#### SET TASK
Copy out every line that contains the word "atau".

#### INFORMATION SHOWN

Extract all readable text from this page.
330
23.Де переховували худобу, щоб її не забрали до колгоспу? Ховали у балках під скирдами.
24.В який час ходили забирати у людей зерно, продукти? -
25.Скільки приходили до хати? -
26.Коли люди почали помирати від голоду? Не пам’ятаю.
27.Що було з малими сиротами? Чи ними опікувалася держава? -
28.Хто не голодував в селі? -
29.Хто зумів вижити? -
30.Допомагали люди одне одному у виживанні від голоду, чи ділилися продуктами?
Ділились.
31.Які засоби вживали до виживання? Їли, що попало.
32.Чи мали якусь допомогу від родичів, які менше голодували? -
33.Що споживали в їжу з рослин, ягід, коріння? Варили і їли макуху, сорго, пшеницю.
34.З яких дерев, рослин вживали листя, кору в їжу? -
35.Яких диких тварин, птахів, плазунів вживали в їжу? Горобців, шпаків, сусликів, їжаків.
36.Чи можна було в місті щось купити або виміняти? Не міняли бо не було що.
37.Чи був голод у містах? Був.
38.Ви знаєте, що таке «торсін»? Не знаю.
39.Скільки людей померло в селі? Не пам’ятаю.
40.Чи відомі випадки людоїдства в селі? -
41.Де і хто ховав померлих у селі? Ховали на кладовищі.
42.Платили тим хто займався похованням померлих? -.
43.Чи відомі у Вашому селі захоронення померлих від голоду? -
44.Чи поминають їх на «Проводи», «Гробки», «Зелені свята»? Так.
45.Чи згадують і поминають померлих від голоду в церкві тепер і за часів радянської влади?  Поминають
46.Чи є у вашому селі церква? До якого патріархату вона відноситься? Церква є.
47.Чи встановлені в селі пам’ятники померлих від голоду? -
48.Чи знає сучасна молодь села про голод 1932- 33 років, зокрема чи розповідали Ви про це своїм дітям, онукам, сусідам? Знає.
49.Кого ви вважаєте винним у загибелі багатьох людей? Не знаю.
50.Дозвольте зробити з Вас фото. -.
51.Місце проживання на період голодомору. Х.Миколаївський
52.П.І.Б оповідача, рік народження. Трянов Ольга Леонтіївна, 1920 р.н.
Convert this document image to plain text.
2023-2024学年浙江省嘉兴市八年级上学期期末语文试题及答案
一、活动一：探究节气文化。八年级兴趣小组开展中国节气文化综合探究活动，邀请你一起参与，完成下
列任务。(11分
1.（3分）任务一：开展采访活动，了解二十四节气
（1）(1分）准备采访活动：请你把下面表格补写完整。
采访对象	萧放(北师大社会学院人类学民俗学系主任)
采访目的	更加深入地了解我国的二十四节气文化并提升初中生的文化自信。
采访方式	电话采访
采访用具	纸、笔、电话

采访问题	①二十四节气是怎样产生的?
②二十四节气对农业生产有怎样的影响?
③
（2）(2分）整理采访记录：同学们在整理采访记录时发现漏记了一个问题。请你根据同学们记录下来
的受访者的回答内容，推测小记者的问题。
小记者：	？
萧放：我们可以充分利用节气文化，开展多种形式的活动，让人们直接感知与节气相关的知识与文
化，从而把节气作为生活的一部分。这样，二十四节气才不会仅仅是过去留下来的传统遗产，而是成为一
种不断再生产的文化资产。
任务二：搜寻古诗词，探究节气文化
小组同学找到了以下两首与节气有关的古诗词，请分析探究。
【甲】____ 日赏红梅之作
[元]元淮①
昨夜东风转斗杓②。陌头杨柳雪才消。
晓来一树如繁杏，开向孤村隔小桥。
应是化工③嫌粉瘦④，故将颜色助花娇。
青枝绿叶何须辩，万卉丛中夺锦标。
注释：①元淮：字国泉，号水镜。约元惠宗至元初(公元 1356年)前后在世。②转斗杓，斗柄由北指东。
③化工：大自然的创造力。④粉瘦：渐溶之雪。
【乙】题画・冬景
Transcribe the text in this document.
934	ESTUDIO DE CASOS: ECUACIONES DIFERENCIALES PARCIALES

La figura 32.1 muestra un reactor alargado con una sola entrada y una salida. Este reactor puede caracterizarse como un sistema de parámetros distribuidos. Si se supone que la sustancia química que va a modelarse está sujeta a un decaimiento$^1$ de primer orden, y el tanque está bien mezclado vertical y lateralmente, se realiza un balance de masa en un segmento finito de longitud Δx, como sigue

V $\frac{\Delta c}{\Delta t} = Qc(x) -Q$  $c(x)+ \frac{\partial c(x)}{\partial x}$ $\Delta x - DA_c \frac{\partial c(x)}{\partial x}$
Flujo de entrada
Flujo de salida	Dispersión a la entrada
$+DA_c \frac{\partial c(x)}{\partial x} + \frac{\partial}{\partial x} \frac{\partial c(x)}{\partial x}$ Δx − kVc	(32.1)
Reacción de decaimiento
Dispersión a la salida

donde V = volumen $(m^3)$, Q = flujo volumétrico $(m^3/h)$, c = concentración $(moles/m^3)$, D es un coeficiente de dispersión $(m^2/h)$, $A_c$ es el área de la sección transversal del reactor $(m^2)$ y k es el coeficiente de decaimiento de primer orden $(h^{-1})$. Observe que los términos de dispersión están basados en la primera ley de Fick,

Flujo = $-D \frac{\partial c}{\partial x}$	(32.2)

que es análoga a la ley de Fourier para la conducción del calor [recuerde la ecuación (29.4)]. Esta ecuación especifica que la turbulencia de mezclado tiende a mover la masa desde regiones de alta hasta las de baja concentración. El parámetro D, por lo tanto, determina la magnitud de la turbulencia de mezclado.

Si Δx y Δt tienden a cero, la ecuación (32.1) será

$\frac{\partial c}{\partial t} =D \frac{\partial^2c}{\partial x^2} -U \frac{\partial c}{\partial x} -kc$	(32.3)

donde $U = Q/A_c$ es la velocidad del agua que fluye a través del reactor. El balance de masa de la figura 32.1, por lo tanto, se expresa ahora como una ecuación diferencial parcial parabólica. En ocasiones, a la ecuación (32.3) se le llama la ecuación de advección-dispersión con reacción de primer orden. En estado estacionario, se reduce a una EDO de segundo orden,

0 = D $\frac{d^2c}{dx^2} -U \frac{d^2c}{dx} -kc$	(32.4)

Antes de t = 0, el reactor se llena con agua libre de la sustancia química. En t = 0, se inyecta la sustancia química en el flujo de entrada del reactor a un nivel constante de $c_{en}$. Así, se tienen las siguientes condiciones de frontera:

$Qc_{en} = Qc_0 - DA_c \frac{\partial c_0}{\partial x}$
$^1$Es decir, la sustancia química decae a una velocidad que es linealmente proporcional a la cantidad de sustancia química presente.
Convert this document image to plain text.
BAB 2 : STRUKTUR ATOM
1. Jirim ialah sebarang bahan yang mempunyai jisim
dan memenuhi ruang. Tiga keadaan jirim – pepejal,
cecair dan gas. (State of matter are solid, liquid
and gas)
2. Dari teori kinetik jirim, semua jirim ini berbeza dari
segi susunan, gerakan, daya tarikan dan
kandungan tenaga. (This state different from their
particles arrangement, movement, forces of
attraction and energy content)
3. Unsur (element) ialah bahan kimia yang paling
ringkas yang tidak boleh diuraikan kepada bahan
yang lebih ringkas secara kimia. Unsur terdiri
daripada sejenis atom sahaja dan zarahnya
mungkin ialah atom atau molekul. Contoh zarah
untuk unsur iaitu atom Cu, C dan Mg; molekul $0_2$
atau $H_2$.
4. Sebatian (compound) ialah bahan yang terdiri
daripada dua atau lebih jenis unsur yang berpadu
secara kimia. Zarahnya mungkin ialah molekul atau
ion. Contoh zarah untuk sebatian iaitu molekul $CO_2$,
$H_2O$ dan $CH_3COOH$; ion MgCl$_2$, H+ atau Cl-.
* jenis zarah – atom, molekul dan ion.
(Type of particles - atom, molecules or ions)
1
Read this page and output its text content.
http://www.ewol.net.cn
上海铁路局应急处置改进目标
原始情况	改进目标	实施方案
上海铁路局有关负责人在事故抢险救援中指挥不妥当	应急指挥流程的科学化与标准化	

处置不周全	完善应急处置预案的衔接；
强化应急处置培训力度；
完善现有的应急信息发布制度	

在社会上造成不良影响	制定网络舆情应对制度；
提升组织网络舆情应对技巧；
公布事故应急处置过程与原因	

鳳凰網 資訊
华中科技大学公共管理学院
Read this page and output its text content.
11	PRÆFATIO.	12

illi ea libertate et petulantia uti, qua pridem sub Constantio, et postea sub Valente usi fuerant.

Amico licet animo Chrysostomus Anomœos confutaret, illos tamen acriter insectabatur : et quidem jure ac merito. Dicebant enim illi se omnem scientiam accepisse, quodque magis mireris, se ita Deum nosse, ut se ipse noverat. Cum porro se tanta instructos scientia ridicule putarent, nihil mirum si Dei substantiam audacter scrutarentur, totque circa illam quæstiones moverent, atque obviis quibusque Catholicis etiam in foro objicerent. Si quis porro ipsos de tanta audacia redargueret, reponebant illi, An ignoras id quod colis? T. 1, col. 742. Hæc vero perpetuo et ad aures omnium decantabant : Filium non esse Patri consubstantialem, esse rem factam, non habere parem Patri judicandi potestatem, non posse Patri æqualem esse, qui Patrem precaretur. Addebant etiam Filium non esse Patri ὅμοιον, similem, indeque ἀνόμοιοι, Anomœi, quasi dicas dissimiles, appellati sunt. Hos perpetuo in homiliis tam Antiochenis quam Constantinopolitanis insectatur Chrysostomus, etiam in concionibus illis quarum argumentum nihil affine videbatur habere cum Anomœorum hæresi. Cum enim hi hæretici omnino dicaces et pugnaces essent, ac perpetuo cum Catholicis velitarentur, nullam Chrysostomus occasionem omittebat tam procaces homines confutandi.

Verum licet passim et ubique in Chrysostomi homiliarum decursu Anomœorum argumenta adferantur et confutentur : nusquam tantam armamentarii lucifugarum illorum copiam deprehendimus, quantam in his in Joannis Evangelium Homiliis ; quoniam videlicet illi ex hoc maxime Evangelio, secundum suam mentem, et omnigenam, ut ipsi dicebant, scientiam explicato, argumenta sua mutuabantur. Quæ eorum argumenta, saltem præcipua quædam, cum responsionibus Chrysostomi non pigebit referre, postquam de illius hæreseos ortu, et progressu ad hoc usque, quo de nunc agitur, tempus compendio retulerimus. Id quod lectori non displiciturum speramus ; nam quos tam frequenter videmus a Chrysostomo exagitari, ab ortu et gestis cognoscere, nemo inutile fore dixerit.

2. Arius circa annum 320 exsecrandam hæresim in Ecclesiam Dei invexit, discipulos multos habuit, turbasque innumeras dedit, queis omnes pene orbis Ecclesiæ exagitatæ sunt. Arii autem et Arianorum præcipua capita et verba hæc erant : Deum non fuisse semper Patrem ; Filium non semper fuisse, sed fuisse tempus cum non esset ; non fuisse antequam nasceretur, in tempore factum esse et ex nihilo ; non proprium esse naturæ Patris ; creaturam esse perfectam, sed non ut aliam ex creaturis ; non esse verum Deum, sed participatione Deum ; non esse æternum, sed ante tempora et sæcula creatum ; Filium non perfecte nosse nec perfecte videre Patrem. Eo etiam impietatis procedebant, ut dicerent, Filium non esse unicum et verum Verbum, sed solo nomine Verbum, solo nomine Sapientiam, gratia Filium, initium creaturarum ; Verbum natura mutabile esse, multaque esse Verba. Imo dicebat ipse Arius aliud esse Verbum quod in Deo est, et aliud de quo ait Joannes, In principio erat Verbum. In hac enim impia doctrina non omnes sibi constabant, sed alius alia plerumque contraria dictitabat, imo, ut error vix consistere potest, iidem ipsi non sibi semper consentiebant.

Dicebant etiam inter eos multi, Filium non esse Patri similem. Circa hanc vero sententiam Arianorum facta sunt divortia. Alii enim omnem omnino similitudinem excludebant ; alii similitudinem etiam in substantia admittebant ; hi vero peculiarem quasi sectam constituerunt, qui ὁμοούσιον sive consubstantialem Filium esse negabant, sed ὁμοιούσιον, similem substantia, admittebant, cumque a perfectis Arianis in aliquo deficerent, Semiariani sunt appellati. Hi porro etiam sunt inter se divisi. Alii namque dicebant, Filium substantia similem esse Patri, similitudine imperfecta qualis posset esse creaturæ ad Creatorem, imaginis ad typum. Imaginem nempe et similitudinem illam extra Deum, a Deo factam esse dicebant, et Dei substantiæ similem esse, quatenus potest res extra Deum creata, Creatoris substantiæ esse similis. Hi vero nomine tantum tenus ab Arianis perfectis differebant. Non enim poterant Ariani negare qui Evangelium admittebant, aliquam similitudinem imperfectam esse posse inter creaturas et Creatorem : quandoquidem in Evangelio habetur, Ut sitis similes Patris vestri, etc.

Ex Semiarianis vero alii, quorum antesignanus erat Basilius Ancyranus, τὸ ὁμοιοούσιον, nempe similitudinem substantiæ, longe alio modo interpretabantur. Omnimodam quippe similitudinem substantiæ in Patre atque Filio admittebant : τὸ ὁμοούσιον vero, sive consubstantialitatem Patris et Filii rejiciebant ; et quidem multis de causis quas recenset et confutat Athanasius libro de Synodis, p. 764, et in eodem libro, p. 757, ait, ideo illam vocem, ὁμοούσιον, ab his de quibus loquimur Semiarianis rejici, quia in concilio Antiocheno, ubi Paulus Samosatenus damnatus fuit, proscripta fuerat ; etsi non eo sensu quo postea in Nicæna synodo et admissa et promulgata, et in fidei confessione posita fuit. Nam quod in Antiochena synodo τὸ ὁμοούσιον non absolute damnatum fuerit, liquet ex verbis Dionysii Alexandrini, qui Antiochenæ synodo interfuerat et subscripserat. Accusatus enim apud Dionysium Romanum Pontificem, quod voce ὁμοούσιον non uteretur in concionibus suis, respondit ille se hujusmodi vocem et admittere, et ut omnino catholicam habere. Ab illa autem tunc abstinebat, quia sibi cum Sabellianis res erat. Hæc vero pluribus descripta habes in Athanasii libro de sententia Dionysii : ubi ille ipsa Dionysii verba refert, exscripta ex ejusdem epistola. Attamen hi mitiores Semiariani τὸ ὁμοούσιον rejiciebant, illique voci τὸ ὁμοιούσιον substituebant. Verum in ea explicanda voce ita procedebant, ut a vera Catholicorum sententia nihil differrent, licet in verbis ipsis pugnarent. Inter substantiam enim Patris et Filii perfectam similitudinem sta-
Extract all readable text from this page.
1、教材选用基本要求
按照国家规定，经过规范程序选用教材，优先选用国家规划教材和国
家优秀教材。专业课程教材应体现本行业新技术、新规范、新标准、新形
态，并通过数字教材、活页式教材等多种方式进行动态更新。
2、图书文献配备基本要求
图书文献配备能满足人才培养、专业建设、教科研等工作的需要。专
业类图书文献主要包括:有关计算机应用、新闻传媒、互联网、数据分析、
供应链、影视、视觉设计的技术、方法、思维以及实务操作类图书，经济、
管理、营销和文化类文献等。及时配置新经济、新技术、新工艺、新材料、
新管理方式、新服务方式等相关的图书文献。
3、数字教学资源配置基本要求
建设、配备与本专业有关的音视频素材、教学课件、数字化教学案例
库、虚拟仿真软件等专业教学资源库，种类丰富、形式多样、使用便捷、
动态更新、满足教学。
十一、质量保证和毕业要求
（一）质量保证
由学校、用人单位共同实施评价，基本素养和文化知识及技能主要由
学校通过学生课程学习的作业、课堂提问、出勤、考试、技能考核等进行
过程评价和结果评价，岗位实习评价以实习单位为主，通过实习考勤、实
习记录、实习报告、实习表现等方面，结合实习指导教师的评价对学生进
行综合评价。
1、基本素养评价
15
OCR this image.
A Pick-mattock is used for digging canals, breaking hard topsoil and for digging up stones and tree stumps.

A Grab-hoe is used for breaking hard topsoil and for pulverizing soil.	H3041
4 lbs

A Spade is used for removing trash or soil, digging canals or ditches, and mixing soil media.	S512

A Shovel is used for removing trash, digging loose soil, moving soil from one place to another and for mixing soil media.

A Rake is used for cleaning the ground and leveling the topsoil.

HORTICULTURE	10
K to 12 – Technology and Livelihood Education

#### EXPECTED OUTPUT
mungkin ialah atom atau molekul. Contoh zarah
atau $H_2$.
daripada dua atau lebih jenis unsur yang berpadu
secara kimia. Zarahnya mungkin ialah molekul atau
$H_2O$ dan $CH_3COOH$; ion MgCl$_2$, H+ atau Cl-.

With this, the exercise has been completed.